> _Aim of the task_: Update the data below by replacing every "marker-triangle-down" with "marker-inverted-triangle" and leaving all else unchanged. Omit the pictures from your answer.

╔══

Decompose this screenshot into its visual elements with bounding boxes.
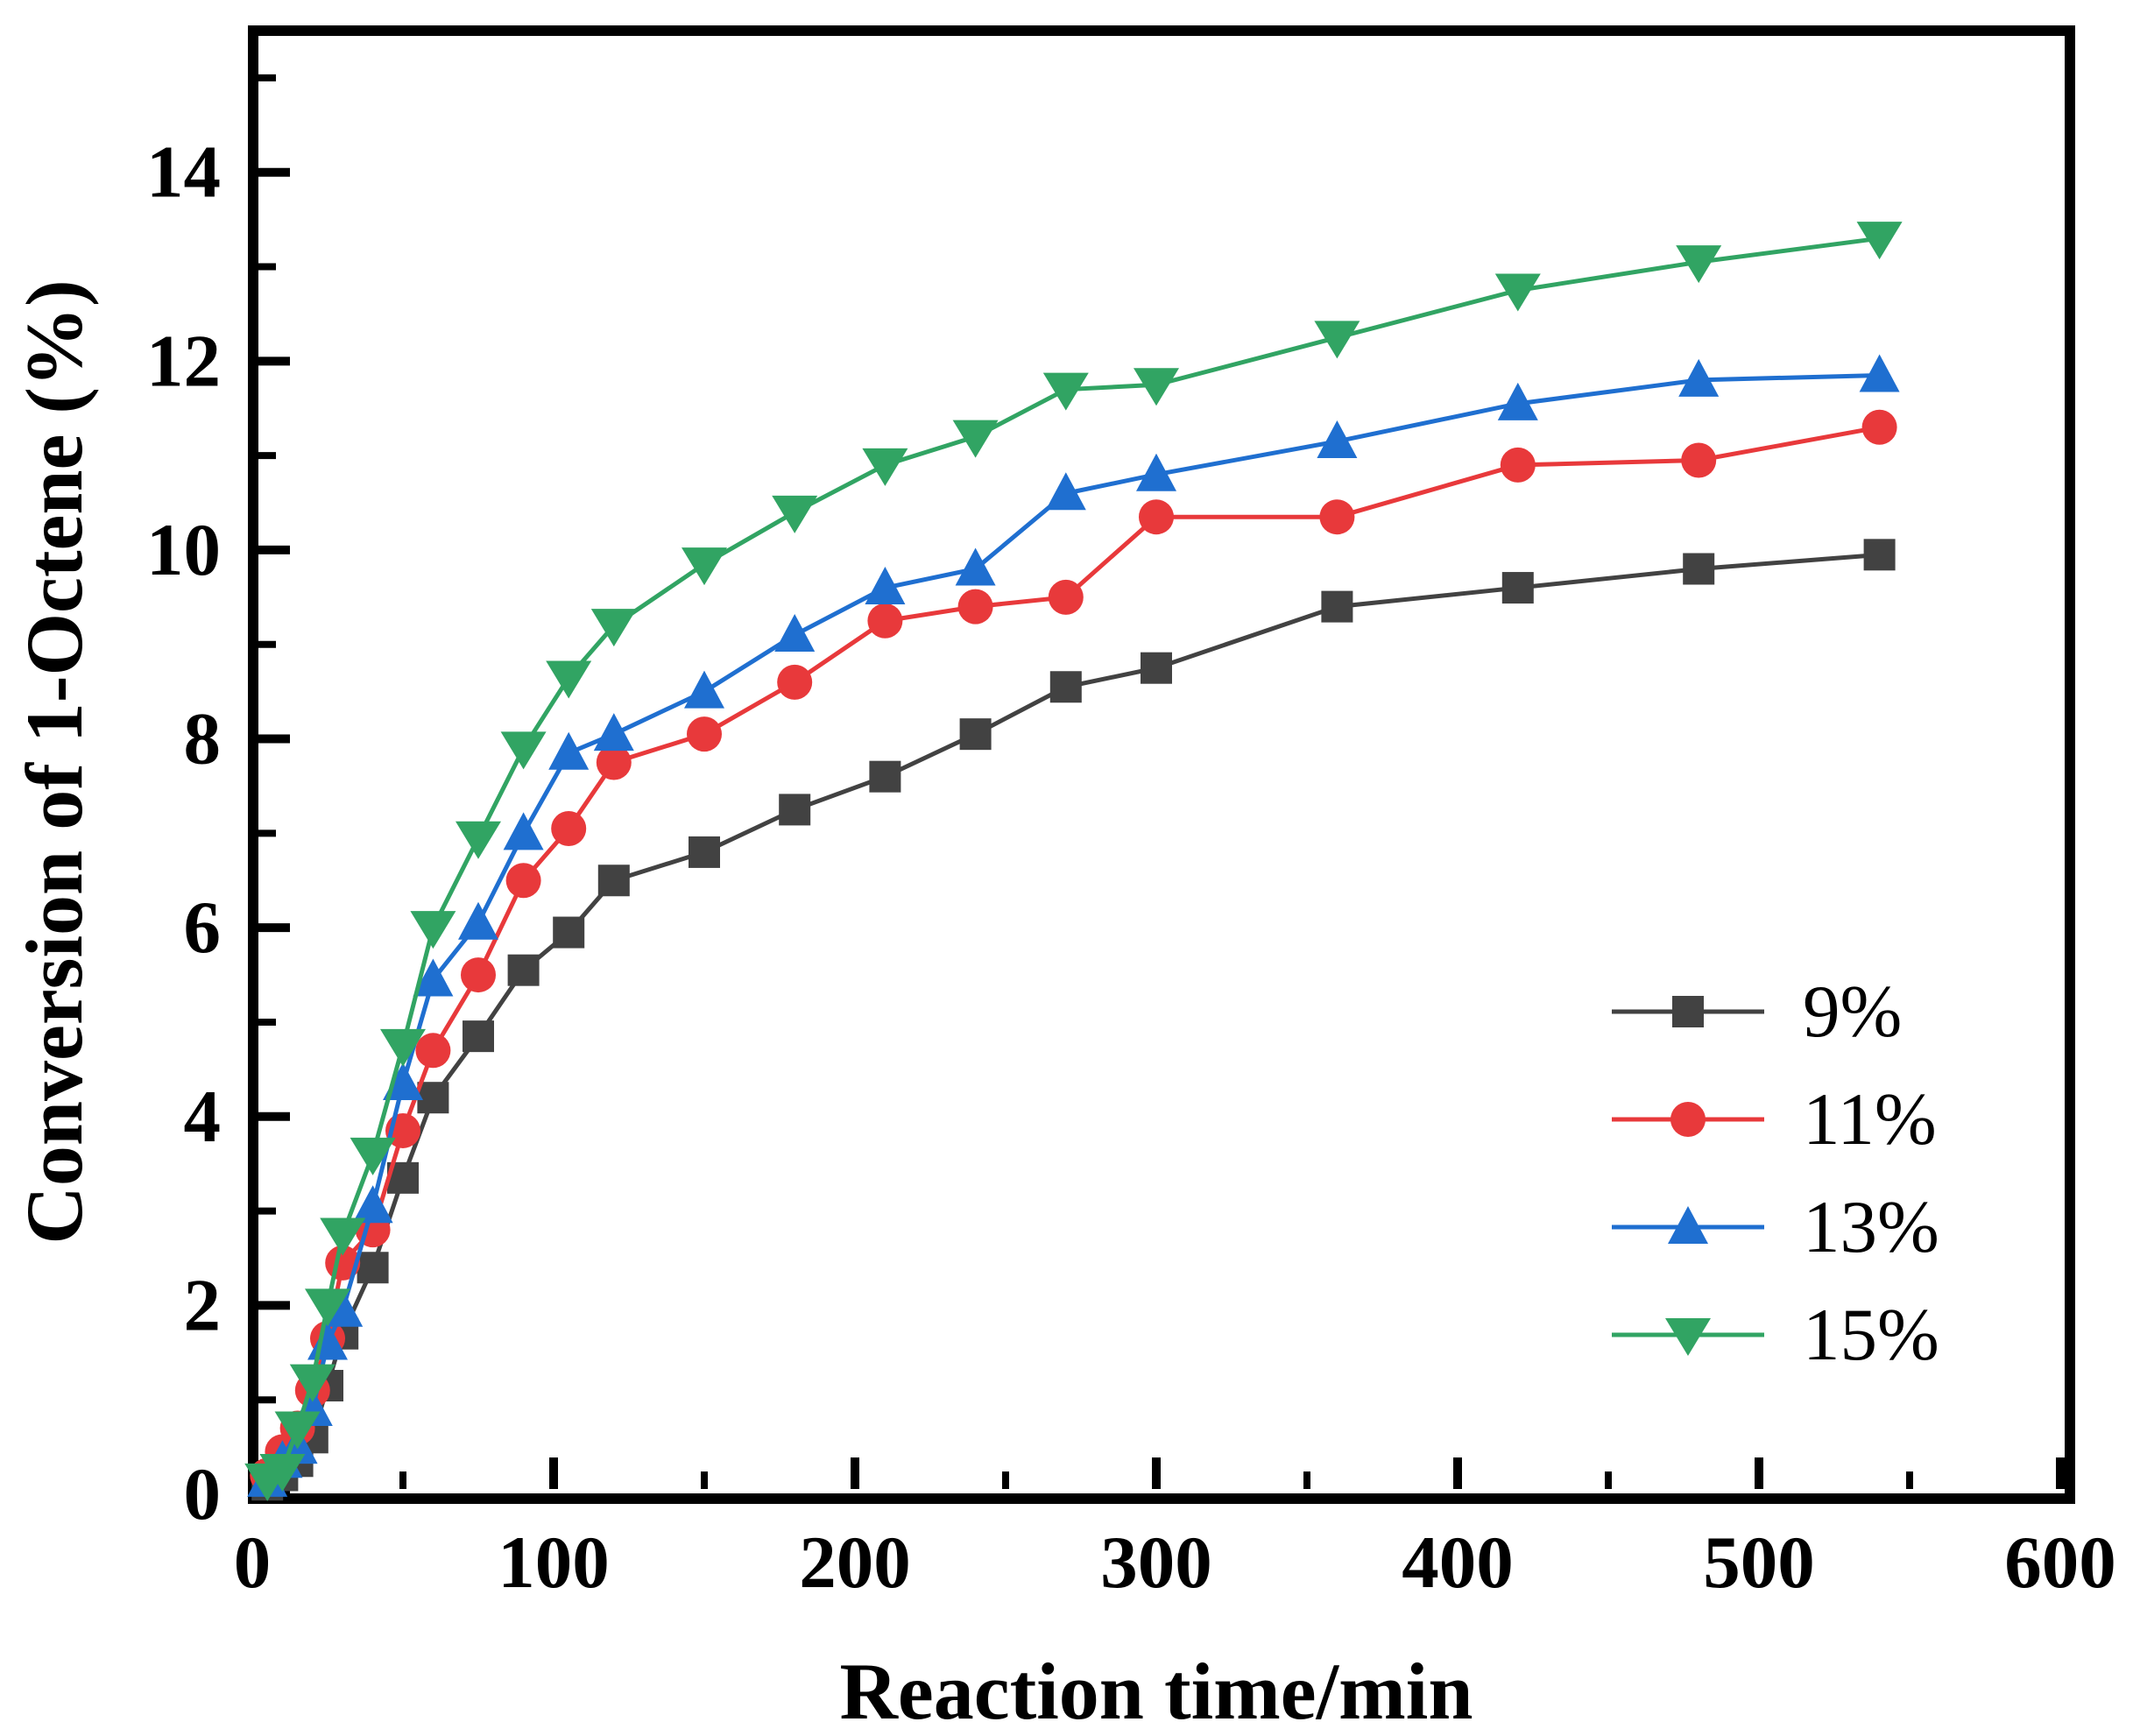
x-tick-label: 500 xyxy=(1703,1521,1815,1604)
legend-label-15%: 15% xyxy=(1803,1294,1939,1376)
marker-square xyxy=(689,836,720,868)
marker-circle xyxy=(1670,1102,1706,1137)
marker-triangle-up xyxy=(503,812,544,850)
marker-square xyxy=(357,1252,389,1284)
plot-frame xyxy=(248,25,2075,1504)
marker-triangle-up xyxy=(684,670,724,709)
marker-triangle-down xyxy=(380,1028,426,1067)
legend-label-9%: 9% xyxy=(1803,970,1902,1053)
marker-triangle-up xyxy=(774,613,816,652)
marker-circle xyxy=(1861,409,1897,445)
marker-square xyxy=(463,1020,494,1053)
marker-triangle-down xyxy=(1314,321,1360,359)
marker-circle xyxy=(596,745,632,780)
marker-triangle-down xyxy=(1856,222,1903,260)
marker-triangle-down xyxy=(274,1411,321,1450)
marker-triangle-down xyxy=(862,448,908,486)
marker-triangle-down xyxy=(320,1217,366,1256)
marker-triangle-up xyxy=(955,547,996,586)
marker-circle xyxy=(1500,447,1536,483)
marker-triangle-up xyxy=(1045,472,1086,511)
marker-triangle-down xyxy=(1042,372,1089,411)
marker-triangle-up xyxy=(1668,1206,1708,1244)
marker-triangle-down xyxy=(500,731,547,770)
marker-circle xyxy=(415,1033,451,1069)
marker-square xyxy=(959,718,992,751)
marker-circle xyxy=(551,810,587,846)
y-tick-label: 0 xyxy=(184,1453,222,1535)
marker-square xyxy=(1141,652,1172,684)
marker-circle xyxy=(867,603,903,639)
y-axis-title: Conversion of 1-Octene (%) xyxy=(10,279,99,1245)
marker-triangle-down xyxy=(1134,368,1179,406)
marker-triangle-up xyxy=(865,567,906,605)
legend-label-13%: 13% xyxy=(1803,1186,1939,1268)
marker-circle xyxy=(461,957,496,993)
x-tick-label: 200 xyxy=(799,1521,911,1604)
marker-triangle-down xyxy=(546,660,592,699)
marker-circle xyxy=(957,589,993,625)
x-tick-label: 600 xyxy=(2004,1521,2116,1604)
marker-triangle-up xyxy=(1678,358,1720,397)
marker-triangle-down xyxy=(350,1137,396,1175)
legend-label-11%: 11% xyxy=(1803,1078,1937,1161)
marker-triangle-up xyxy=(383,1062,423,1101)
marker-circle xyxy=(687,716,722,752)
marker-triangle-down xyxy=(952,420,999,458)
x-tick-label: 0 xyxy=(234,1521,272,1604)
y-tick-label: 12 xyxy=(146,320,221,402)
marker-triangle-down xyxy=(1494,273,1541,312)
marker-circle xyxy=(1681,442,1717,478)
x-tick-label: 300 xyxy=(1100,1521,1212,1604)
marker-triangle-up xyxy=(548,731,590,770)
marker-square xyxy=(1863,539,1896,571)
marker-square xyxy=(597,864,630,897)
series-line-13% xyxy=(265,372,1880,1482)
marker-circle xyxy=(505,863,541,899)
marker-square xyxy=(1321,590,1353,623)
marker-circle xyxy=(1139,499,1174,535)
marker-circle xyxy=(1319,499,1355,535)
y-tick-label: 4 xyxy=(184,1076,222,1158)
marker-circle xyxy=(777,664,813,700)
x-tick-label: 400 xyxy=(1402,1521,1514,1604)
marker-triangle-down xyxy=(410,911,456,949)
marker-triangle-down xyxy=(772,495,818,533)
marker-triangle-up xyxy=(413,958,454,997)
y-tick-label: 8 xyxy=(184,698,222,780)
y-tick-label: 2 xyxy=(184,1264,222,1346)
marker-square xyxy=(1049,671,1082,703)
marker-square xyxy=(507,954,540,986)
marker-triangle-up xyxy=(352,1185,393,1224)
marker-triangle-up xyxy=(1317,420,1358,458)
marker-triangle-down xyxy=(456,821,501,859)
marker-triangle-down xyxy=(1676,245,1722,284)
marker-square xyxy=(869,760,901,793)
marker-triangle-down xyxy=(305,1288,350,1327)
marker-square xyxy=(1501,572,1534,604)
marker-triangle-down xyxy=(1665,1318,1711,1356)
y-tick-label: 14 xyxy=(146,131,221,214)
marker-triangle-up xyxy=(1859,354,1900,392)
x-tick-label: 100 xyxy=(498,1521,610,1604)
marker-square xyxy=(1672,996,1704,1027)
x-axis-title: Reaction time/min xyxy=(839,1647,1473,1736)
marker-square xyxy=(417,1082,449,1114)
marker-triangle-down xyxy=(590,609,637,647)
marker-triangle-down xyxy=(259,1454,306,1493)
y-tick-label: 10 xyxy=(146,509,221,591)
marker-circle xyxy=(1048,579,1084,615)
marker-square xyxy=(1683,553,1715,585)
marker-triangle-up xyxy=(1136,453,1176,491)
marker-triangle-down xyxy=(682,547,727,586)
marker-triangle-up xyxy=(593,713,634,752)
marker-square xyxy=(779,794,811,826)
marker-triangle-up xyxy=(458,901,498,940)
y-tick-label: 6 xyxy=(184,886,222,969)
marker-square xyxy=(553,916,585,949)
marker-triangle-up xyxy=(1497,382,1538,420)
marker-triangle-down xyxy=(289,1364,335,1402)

╚══

> _Result of the task_:
Decompose this screenshot into its visual elements with bounding boxes.
x-tick-label: 500 xyxy=(1703,1521,1815,1604)
legend-label-15%: 15% xyxy=(1803,1294,1939,1376)
marker-square xyxy=(689,836,720,868)
marker-circle xyxy=(1670,1102,1706,1137)
marker-triangle-up xyxy=(503,812,544,850)
marker-square xyxy=(357,1252,389,1284)
plot-frame xyxy=(248,25,2075,1504)
marker-triangle-up xyxy=(684,670,724,709)
marker-inverted-triangle xyxy=(380,1028,426,1067)
legend-label-9%: 9% xyxy=(1803,970,1902,1053)
marker-triangle-up xyxy=(774,613,816,652)
marker-circle xyxy=(1861,409,1897,445)
marker-square xyxy=(463,1020,494,1053)
marker-inverted-triangle xyxy=(1314,321,1360,359)
marker-circle xyxy=(596,745,632,780)
marker-inverted-triangle xyxy=(1856,222,1903,260)
marker-inverted-triangle xyxy=(274,1411,321,1450)
marker-inverted-triangle xyxy=(862,448,908,486)
marker-inverted-triangle xyxy=(320,1217,366,1256)
marker-triangle-up xyxy=(955,547,996,586)
marker-circle xyxy=(1500,447,1536,483)
marker-triangle-up xyxy=(1045,472,1086,511)
marker-inverted-triangle xyxy=(1042,372,1089,411)
marker-triangle-up xyxy=(1668,1206,1708,1244)
marker-inverted-triangle xyxy=(500,731,547,770)
marker-circle xyxy=(415,1033,451,1069)
marker-square xyxy=(959,718,992,751)
marker-circle xyxy=(551,810,587,846)
y-tick-label: 0 xyxy=(184,1453,222,1535)
marker-square xyxy=(1141,652,1172,684)
marker-circle xyxy=(867,603,903,639)
y-axis-title: Conversion of 1-Octene (%) xyxy=(10,279,99,1245)
marker-inverted-triangle xyxy=(1134,368,1179,406)
marker-triangle-up xyxy=(865,567,906,605)
legend-label-13%: 13% xyxy=(1803,1186,1939,1268)
marker-circle xyxy=(461,957,496,993)
x-tick-label: 200 xyxy=(799,1521,911,1604)
marker-inverted-triangle xyxy=(546,660,592,699)
marker-circle xyxy=(957,589,993,625)
x-tick-label: 600 xyxy=(2004,1521,2116,1604)
marker-triangle-up xyxy=(1678,358,1720,397)
marker-inverted-triangle xyxy=(350,1137,396,1175)
legend-label-11%: 11% xyxy=(1803,1078,1937,1161)
marker-triangle-up xyxy=(383,1062,423,1101)
marker-circle xyxy=(687,716,722,752)
marker-inverted-triangle xyxy=(952,420,999,458)
x-tick-label: 0 xyxy=(234,1521,272,1604)
y-tick-label: 12 xyxy=(146,320,221,402)
marker-inverted-triangle xyxy=(1494,273,1541,312)
marker-circle xyxy=(1681,442,1717,478)
x-tick-label: 300 xyxy=(1100,1521,1212,1604)
marker-triangle-up xyxy=(548,731,590,770)
marker-square xyxy=(1863,539,1896,571)
marker-square xyxy=(597,864,630,897)
series-line-13% xyxy=(265,372,1880,1482)
marker-circle xyxy=(505,863,541,899)
marker-square xyxy=(1321,590,1353,623)
marker-circle xyxy=(1139,499,1174,535)
marker-circle xyxy=(1319,499,1355,535)
y-tick-label: 4 xyxy=(184,1076,222,1158)
marker-circle xyxy=(777,664,813,700)
x-tick-label: 400 xyxy=(1402,1521,1514,1604)
marker-inverted-triangle xyxy=(410,911,456,949)
marker-inverted-triangle xyxy=(772,495,818,533)
marker-triangle-up xyxy=(413,958,454,997)
y-tick-label: 8 xyxy=(184,698,222,780)
y-tick-label: 2 xyxy=(184,1264,222,1346)
marker-square xyxy=(1049,671,1082,703)
marker-square xyxy=(507,954,540,986)
marker-triangle-up xyxy=(352,1185,393,1224)
marker-triangle-up xyxy=(1317,420,1358,458)
marker-inverted-triangle xyxy=(456,821,501,859)
marker-inverted-triangle xyxy=(1676,245,1722,284)
marker-square xyxy=(869,760,901,793)
marker-inverted-triangle xyxy=(305,1288,350,1327)
marker-square xyxy=(1501,572,1534,604)
marker-inverted-triangle xyxy=(1665,1318,1711,1356)
y-tick-label: 14 xyxy=(146,131,221,214)
marker-triangle-up xyxy=(1859,354,1900,392)
x-tick-label: 100 xyxy=(498,1521,610,1604)
marker-square xyxy=(1672,996,1704,1027)
x-axis-title: Reaction time/min xyxy=(839,1647,1473,1736)
marker-square xyxy=(417,1082,449,1114)
marker-inverted-triangle xyxy=(590,609,637,647)
marker-inverted-triangle xyxy=(259,1454,306,1493)
y-tick-label: 10 xyxy=(146,509,221,591)
marker-circle xyxy=(1048,579,1084,615)
marker-square xyxy=(1683,553,1715,585)
marker-triangle-up xyxy=(1136,453,1176,491)
marker-inverted-triangle xyxy=(682,547,727,586)
marker-triangle-up xyxy=(593,713,634,752)
marker-square xyxy=(779,794,811,826)
marker-triangle-up xyxy=(458,901,498,940)
y-tick-label: 6 xyxy=(184,886,222,969)
marker-square xyxy=(553,916,585,949)
marker-triangle-up xyxy=(1497,382,1538,420)
marker-inverted-triangle xyxy=(289,1364,335,1402)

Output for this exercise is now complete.